**Data to use**
+--
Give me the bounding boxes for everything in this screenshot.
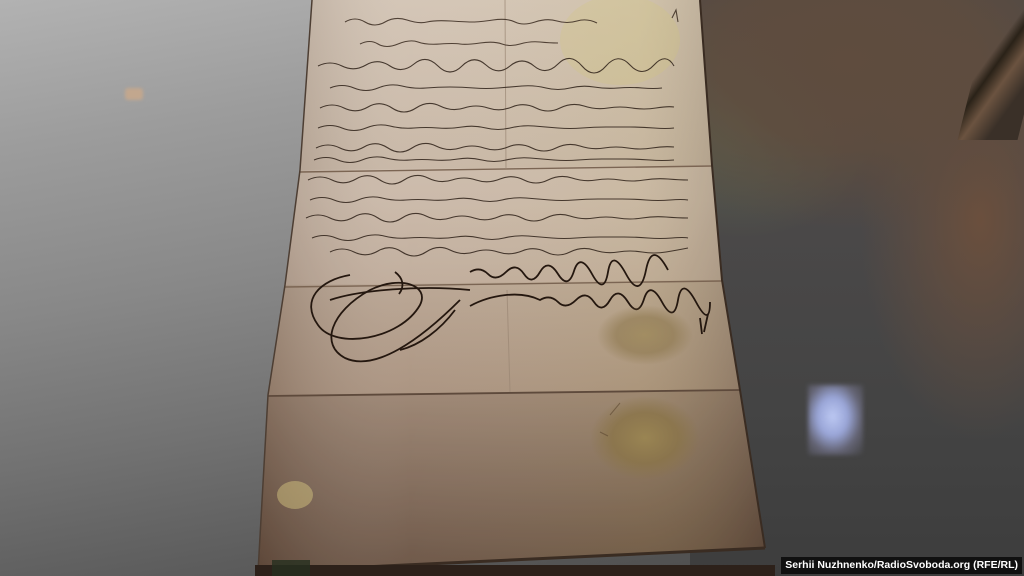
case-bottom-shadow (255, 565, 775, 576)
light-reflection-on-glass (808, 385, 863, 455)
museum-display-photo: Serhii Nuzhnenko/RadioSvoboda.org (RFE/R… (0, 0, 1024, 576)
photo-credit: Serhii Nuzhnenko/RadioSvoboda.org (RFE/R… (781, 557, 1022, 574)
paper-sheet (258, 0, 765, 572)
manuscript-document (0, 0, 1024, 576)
+--
**Your objective**
Format the lines from all the rows above as a JSON list of strings, one string per line, leaving out blank lines and the pictures.

**Complete output**
[
  "Give me the bounding boxes for everything in this screenshot.",
  "case-bottom-shadow (255, 565, 775, 576)",
  "light-reflection-on-glass (808, 385, 863, 455)",
  "museum-display-photo: Serhii Nuzhnenko/RadioSvoboda.org (RFE/R… (0, 0, 1024, 576)",
  "photo-credit: Serhii Nuzhnenko/RadioSvoboda.org (RFE/R… (781, 557, 1022, 574)",
  "paper-sheet (258, 0, 765, 572)",
  "manuscript-document (0, 0, 1024, 576)"
]